» WHAT YOU ARE ASKED TO DO
Give only the number of lines that contain the word "title".

□ □ □ □

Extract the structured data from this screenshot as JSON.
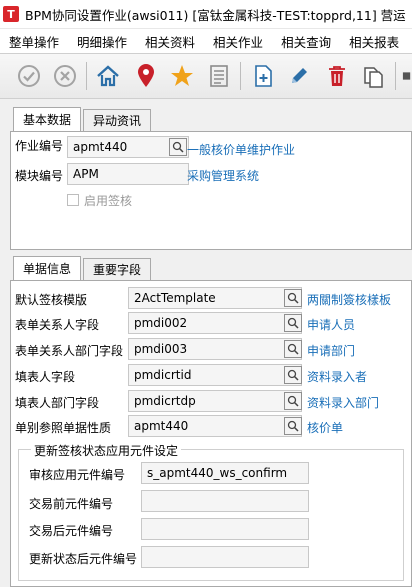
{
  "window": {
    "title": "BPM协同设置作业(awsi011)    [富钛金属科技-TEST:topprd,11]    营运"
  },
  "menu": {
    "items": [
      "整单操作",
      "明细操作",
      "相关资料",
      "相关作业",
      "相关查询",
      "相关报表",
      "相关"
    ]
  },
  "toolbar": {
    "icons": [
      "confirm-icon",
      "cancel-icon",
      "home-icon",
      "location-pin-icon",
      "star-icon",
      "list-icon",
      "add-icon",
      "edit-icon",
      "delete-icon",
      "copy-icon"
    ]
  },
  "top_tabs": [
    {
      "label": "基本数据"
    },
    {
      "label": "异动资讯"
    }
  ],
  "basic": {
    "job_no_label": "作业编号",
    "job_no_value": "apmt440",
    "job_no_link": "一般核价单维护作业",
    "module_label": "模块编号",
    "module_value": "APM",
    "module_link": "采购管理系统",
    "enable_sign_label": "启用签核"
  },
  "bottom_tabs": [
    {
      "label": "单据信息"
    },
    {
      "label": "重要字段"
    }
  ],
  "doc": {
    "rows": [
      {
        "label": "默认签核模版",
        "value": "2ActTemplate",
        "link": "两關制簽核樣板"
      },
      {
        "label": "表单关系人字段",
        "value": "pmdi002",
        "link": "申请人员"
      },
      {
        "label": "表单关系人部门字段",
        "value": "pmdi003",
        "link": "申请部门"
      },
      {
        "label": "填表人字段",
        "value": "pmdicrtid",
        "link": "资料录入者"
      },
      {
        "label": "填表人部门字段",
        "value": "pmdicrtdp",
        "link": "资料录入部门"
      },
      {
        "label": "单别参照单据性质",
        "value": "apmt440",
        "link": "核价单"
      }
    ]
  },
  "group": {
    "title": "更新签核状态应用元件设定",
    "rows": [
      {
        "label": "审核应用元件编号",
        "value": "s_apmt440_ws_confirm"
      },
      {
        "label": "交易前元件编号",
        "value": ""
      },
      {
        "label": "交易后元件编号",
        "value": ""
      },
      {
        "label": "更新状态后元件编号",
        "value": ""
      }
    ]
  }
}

□ □ □ □

» SOLVED EXERCISE
2